::: EXERCISE INPUTS :::

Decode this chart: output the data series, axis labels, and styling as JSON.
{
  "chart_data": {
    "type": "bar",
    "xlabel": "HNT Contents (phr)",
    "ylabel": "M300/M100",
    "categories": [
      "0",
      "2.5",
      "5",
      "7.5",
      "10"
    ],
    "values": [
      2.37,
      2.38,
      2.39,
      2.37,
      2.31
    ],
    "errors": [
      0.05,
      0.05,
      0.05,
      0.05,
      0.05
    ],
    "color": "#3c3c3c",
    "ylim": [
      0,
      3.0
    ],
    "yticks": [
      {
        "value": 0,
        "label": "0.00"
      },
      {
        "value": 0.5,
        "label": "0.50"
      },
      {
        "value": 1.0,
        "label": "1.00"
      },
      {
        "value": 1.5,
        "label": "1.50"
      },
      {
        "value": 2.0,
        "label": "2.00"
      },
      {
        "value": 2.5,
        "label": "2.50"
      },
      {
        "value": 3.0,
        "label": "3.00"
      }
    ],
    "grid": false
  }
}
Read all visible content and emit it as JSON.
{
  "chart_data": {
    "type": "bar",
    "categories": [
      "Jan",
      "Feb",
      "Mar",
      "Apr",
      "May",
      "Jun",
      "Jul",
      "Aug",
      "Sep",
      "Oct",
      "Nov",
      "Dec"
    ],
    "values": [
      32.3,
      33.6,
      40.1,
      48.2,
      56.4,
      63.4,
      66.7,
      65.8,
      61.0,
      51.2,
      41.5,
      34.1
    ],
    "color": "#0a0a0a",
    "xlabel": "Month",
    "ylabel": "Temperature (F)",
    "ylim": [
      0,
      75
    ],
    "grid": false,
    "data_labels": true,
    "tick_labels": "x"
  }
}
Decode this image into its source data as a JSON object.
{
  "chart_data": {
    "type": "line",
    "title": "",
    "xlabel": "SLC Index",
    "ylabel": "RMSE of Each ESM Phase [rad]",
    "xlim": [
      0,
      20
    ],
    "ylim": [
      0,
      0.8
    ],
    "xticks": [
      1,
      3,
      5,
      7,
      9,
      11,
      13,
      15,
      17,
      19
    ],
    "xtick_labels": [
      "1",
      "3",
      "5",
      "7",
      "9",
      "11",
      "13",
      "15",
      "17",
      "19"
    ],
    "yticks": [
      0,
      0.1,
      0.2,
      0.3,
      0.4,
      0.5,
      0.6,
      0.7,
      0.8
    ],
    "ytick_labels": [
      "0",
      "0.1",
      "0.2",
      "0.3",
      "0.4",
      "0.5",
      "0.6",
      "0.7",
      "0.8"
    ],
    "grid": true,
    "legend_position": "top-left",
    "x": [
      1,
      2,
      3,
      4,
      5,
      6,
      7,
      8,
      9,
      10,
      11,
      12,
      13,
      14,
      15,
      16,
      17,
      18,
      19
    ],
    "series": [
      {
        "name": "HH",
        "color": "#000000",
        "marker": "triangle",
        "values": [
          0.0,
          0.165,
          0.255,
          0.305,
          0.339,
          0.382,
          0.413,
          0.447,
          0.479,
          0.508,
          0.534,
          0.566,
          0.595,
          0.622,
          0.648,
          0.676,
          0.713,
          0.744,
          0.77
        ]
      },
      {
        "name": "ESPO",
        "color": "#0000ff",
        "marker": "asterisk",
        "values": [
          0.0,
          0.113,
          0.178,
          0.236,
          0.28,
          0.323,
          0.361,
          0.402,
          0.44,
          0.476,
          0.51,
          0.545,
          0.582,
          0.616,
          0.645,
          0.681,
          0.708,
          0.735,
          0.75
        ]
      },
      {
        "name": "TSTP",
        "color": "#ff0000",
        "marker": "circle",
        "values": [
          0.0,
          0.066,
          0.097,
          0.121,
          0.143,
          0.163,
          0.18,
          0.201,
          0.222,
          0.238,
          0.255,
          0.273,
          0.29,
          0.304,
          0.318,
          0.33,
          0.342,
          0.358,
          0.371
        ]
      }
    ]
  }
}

:::

§ DO THIS
Copy out all of the records shown above exactly.

§ EXERCISE ANSWER
Decode this chart: output the data series, axis labels, and styling as JSON.
{
  "chart_data": {
    "type": "bar",
    "xlabel": "HNT Contents (phr)",
    "ylabel": "M300/M100",
    "categories": [
      "0",
      "2.5",
      "5",
      "7.5",
      "10"
    ],
    "values": [
      2.37,
      2.38,
      2.39,
      2.37,
      2.31
    ],
    "errors": [
      0.05,
      0.05,
      0.05,
      0.05,
      0.05
    ],
    "color": "#3c3c3c",
    "ylim": [
      0,
      3.0
    ],
    "yticks": [
      {
        "value": 0,
        "label": "0.00"
      },
      {
        "value": 0.5,
        "label": "0.50"
      },
      {
        "value": 1.0,
        "label": "1.00"
      },
      {
        "value": 1.5,
        "label": "1.50"
      },
      {
        "value": 2.0,
        "label": "2.00"
      },
      {
        "value": 2.5,
        "label": "2.50"
      },
      {
        "value": 3.0,
        "label": "3.00"
      }
    ],
    "grid": false
  }
}
Read all visible content and emit it as JSON.
{
  "chart_data": {
    "type": "bar",
    "categories": [
      "Jan",
      "Feb",
      "Mar",
      "Apr",
      "May",
      "Jun",
      "Jul",
      "Aug",
      "Sep",
      "Oct",
      "Nov",
      "Dec"
    ],
    "values": [
      32.3,
      33.6,
      40.1,
      48.2,
      56.4,
      63.4,
      66.7,
      65.8,
      61.0,
      51.2,
      41.5,
      34.1
    ],
    "color": "#0a0a0a",
    "xlabel": "Month",
    "ylabel": "Temperature (F)",
    "ylim": [
      0,
      75
    ],
    "grid": false,
    "data_labels": true,
    "tick_labels": "x"
  }
}
Decode this image into its source data as a JSON object.
{
  "chart_data": {
    "type": "line",
    "title": "",
    "xlabel": "SLC Index",
    "ylabel": "RMSE of Each ESM Phase [rad]",
    "xlim": [
      0,
      20
    ],
    "ylim": [
      0,
      0.8
    ],
    "xticks": [
      1,
      3,
      5,
      7,
      9,
      11,
      13,
      15,
      17,
      19
    ],
    "xtick_labels": [
      "1",
      "3",
      "5",
      "7",
      "9",
      "11",
      "13",
      "15",
      "17",
      "19"
    ],
    "yticks": [
      0,
      0.1,
      0.2,
      0.3,
      0.4,
      0.5,
      0.6,
      0.7,
      0.8
    ],
    "ytick_labels": [
      "0",
      "0.1",
      "0.2",
      "0.3",
      "0.4",
      "0.5",
      "0.6",
      "0.7",
      "0.8"
    ],
    "grid": true,
    "legend_position": "top-left",
    "x": [
      1,
      2,
      3,
      4,
      5,
      6,
      7,
      8,
      9,
      10,
      11,
      12,
      13,
      14,
      15,
      16,
      17,
      18,
      19
    ],
    "series": [
      {
        "name": "HH",
        "color": "#000000",
        "marker": "triangle",
        "values": [
          0.0,
          0.165,
          0.255,
          0.305,
          0.339,
          0.382,
          0.413,
          0.447,
          0.479,
          0.508,
          0.534,
          0.566,
          0.595,
          0.622,
          0.648,
          0.676,
          0.713,
          0.744,
          0.77
        ]
      },
      {
        "name": "ESPO",
        "color": "#0000ff",
        "marker": "asterisk",
        "values": [
          0.0,
          0.113,
          0.178,
          0.236,
          0.28,
          0.323,
          0.361,
          0.402,
          0.44,
          0.476,
          0.51,
          0.545,
          0.582,
          0.616,
          0.645,
          0.681,
          0.708,
          0.735,
          0.75
        ]
      },
      {
        "name": "TSTP",
        "color": "#ff0000",
        "marker": "circle",
        "values": [
          0.0,
          0.066,
          0.097,
          0.121,
          0.143,
          0.163,
          0.18,
          0.201,
          0.222,
          0.238,
          0.255,
          0.273,
          0.29,
          0.304,
          0.318,
          0.33,
          0.342,
          0.358,
          0.371
        ]
      }
    ]
  }
}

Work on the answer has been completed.